GOAL: Make an exact copy of the entries below.

DATA SHOWN:
####
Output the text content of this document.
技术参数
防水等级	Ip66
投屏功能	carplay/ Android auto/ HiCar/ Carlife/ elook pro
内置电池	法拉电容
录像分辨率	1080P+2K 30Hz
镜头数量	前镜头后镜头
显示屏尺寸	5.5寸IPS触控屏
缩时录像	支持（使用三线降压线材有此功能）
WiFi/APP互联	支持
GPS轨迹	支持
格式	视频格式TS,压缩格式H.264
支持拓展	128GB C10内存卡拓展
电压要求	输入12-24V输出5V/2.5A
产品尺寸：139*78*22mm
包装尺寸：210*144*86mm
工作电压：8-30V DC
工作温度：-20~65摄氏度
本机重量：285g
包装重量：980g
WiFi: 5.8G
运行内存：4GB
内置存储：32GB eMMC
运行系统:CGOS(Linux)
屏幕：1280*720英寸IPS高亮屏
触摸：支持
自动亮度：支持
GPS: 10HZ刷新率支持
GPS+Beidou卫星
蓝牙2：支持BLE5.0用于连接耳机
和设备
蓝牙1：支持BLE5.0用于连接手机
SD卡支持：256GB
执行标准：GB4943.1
####
EXERCISE RESPONSE:
Output the text content of this document.
技术参数
防水等级	Ip66
投屏功能	carplay/ Android auto/ HiCar/ Carlife/ elook pro
内置电池	法拉电容
录像分辨率	1080P+2K 30Hz
镜头数量	前镜头后镜头
显示屏尺寸	5.5寸IPS触控屏
缩时录像	支持（使用三线降压线材有此功能）
WiFi/APP互联	支持
GPS轨迹	支持
格式	视频格式TS,压缩格式H.264
支持拓展	128GB C10内存卡拓展
电压要求	输入12-24V输出5V/2.5A
产品尺寸：139*78*22mm
包装尺寸：210*144*86mm
工作电压：8-30V DC
工作温度：-20~65摄氏度
本机重量：285g
包装重量：980g
WiFi: 5.8G
运行内存：4GB
内置存储：32GB eMMC
运行系统:CGOS(Linux)
屏幕：1280*720英寸IPS高亮屏
触摸：支持
自动亮度：支持
GPS: 10HZ刷新率支持
GPS+Beidou卫星
蓝牙2：支持BLE5.0用于连接耳机
和设备
蓝牙1：支持BLE5.0用于连接手机
SD卡支持：256GB
执行标准：GB4943.1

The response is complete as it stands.